Given instruction:
Copy each line in which the string "every" occurs.

+---+

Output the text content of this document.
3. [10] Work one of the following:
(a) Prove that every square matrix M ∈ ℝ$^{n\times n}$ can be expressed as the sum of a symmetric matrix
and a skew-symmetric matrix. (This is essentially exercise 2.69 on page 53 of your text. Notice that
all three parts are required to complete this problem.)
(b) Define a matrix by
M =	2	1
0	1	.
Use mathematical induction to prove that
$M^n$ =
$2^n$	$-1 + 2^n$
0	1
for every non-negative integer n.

+---+

Problem solution:
(a) Prove that every square matrix M ∈ ℝ$^{n\times n}$ can be expressed as the sum of a symmetric matrix
for every non-negative integer n.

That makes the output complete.